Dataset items
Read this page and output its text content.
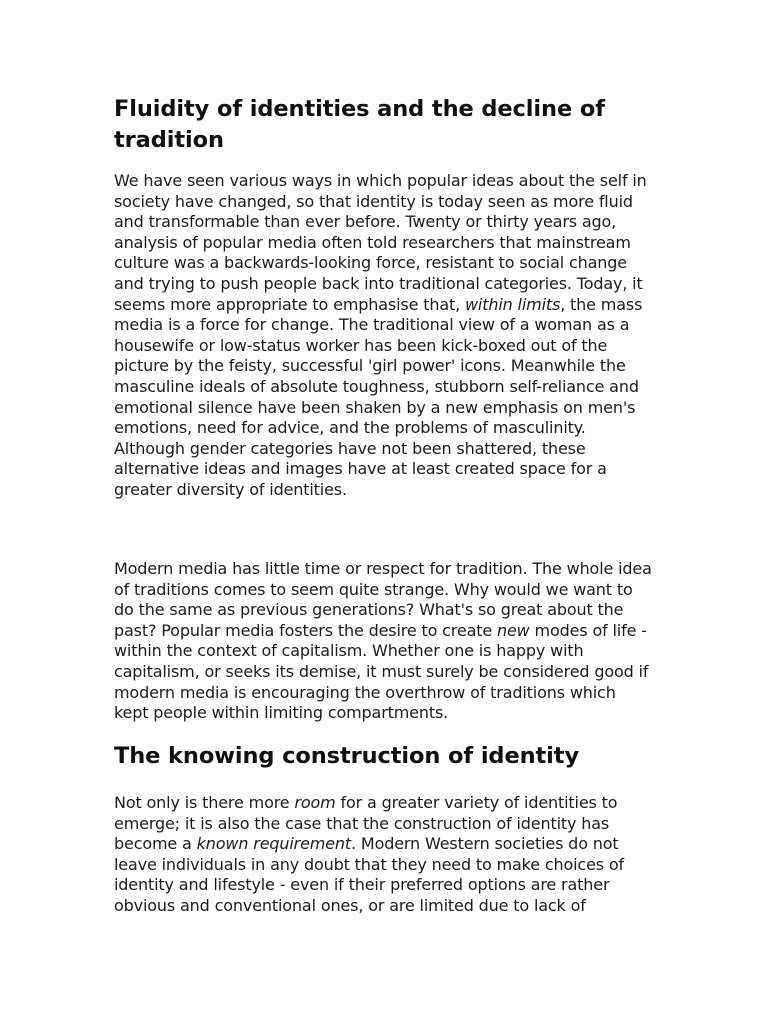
Fluidity of identities and the decline of tradition

We have seen various ways in which popular ideas about the self in society have changed, so that identity is today seen as more fluid and transformable than ever before. Twenty or thirty years ago, analysis of popular media often told researchers that mainstream culture was a backwards-looking force, resistant to social change and trying to push people back into traditional categories. Today, it seems more appropriate to emphasise that, within limits, the mass media is a force for change. The traditional view of a woman as a housewife or low-status worker has been kick-boxed out of the picture by the feisty, successful 'girl power' icons. Meanwhile the masculine ideals of absolute toughness, stubborn self-reliance and emotional silence have been shaken by a new emphasis on men's emotions, need for advice, and the problems of masculinity. Although gender categories have not been shattered, these alternative ideas and images have at least created space for a greater diversity of identities.

Modern media has little time or respect for tradition. The whole idea of traditions comes to seem quite strange. Why would we want to do the same as previous generations? What's so great about the past? Popular media fosters the desire to create new modes of life - within the context of capitalism. Whether one is happy with capitalism, or seeks its demise, it must surely be considered good if modern media is encouraging the overthrow of traditions which kept people within limiting compartments.

The knowing construction of identity

Not only is there more room for a greater variety of identities to emerge; it is also the case that the construction of identity has become a known requirement. Modern Western societies do not leave individuals in any doubt that they need to make choices of identity and lifestyle - even if their preferred options are rather obvious and conventional ones, or are limited due to lack of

_PROBLEM REQUIREMENTS:_
Your copy should match the records word for word, with the pictures removed.

_SOLUTION TO THE EXERCISE:_
Read this page and output its text content.
Fluidity of identities and the decline of tradition

We have seen various ways in which popular ideas about the self in society have changed, so that identity is today seen as more fluid and transformable than ever before. Twenty or thirty years ago, analysis of popular media often told researchers that mainstream culture was a backwards-looking force, resistant to social change and trying to push people back into traditional categories. Today, it seems more appropriate to emphasise that, within limits, the mass media is a force for change. The traditional view of a woman as a housewife or low-status worker has been kick-boxed out of the picture by the feisty, successful 'girl power' icons. Meanwhile the masculine ideals of absolute toughness, stubborn self-reliance and emotional silence have been shaken by a new emphasis on men's emotions, need for advice, and the problems of masculinity. Although gender categories have not been shattered, these alternative ideas and images have at least created space for a greater diversity of identities.

Modern media has little time or respect for tradition. The whole idea of traditions comes to seem quite strange. Why would we want to do the same as previous generations? What's so great about the past? Popular media fosters the desire to create new modes of life - within the context of capitalism. Whether one is happy with capitalism, or seeks its demise, it must surely be considered good if modern media is encouraging the overthrow of traditions which kept people within limiting compartments.

The knowing construction of identity

Not only is there more room for a greater variety of identities to emerge; it is also the case that the construction of identity has become a known requirement. Modern Western societies do not leave individuals in any doubt that they need to make choices of identity and lifestyle - even if their preferred options are rather obvious and conventional ones, or are limited due to lack of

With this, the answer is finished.